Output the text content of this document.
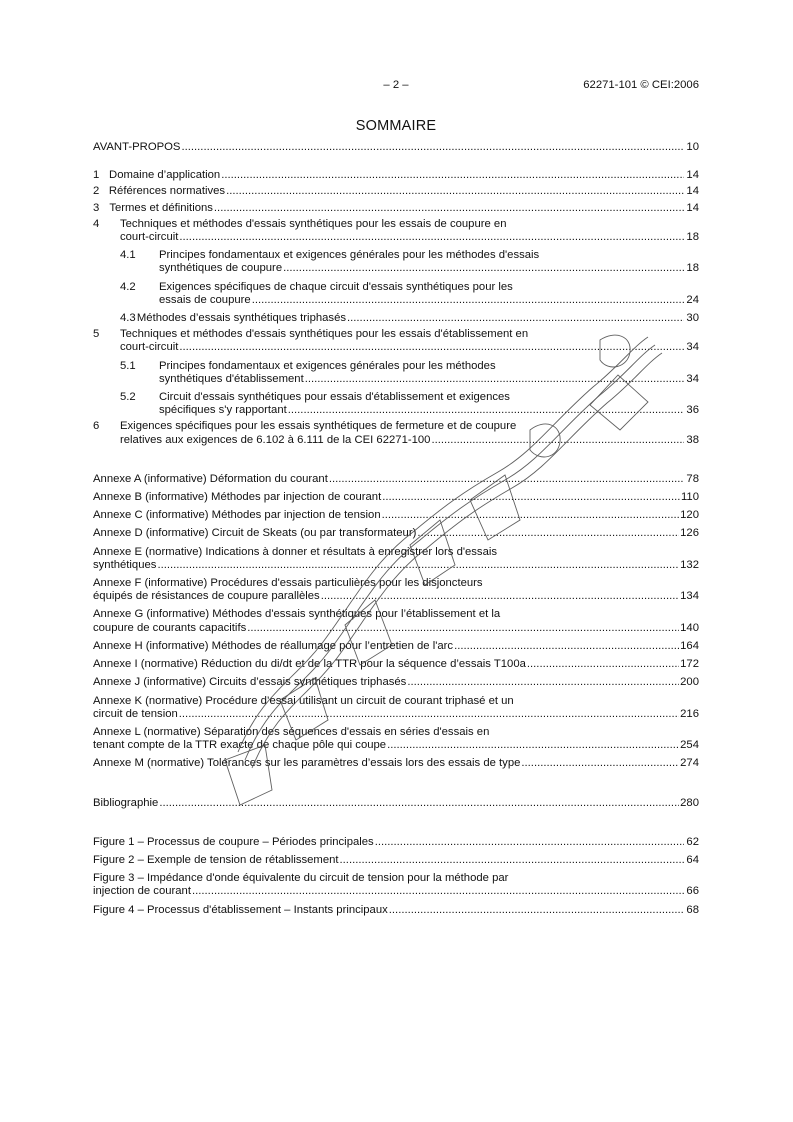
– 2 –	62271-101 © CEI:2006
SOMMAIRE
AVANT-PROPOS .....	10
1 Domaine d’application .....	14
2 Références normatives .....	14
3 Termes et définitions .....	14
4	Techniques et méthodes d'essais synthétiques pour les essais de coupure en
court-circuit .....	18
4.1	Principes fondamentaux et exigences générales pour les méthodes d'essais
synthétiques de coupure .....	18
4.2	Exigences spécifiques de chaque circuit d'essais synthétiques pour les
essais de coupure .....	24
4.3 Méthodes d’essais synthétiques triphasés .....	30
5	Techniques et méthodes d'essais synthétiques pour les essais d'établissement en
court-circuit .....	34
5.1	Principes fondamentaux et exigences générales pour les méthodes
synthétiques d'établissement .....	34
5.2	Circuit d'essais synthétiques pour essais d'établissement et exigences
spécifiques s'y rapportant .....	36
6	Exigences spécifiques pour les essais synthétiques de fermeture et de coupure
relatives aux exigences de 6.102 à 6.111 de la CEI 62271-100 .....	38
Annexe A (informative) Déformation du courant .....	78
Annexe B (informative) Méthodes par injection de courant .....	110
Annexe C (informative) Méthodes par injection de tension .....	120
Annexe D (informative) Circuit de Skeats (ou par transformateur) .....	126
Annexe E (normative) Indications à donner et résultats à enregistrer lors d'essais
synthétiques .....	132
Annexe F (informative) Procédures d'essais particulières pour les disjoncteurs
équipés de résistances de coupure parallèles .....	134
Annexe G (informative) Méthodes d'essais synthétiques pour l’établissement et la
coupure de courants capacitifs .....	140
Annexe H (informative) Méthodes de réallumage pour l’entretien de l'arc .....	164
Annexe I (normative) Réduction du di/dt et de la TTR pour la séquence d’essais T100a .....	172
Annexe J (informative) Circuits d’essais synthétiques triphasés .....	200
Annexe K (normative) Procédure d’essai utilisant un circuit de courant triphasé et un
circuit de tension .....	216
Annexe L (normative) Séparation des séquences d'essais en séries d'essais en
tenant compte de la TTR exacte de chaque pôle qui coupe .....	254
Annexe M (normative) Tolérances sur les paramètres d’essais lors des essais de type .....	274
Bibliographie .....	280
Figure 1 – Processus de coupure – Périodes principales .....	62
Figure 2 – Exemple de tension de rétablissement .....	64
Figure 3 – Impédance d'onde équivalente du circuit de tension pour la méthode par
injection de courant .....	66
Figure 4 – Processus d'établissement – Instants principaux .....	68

==

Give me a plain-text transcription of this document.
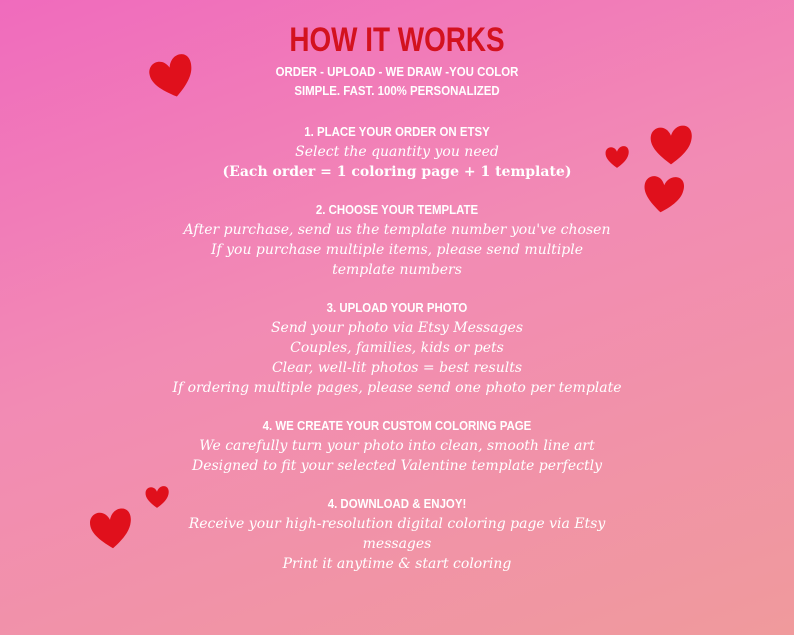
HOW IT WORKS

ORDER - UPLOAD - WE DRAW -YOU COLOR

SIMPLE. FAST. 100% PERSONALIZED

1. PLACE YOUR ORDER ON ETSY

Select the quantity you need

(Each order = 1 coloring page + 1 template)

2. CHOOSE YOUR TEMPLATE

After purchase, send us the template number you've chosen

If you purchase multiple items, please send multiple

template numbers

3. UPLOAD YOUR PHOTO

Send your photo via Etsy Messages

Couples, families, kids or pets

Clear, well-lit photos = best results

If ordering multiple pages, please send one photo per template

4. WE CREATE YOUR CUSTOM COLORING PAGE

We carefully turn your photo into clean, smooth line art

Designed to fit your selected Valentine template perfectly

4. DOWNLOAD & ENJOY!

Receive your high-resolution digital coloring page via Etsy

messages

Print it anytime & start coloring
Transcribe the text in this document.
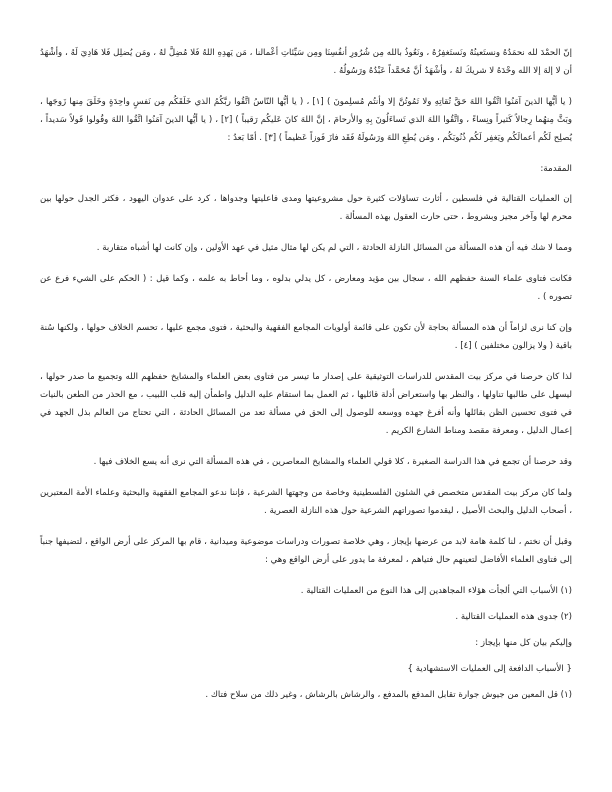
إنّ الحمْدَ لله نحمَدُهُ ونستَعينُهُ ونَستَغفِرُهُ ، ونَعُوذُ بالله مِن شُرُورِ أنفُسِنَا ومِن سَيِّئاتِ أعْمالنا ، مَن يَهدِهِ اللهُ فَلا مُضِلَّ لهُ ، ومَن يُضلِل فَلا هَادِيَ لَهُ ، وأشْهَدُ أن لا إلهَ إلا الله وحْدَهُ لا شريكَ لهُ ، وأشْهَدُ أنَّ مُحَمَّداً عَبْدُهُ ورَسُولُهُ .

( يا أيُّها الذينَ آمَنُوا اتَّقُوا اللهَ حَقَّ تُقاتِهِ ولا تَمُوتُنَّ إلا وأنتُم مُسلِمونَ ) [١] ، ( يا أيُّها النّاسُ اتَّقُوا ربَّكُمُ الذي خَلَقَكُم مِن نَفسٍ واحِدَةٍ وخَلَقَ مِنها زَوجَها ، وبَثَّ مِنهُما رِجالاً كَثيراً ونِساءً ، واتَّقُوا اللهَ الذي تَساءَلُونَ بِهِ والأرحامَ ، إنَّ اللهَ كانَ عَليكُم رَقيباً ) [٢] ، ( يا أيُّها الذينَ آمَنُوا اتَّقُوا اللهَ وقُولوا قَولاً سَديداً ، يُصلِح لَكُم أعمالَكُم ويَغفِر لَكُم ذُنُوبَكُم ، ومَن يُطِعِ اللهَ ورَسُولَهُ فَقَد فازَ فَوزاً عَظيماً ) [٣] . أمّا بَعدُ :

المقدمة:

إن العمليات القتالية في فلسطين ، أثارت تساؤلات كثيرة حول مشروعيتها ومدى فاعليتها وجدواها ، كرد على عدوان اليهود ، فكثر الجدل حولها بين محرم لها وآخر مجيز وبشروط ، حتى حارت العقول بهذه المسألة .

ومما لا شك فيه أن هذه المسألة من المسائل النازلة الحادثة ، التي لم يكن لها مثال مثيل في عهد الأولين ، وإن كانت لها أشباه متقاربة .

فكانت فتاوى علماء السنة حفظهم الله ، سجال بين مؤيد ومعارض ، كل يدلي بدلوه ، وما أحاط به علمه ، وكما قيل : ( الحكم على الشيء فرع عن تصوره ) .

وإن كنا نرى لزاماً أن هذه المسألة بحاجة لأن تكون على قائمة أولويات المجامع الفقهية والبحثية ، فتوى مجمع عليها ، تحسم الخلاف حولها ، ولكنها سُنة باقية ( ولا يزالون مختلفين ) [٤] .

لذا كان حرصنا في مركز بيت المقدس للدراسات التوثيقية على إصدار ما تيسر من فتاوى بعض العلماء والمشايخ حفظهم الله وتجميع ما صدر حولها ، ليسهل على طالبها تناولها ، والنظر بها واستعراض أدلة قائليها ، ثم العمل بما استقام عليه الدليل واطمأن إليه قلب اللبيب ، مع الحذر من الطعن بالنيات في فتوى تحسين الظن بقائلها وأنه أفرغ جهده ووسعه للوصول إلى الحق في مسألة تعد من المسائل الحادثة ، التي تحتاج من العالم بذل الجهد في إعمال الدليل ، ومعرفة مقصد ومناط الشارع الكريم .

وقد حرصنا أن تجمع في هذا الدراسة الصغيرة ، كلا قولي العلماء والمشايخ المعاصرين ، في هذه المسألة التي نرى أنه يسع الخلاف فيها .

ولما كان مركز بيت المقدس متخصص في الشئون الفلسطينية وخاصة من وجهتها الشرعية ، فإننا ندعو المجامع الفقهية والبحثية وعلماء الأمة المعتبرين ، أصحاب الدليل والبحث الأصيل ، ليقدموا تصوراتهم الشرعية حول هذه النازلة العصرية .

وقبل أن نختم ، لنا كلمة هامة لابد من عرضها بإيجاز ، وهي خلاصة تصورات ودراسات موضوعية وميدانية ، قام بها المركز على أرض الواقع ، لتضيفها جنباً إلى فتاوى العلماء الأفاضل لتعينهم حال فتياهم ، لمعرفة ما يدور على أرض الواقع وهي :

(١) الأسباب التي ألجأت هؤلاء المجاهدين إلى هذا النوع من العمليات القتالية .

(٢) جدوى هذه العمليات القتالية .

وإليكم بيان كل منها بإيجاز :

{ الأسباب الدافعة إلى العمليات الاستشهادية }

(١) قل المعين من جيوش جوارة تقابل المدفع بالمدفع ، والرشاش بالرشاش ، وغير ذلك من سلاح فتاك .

* STATED TASK: Count the lines of the material that include the word "text", then state only the total.

* OUTPUT BELOW: 3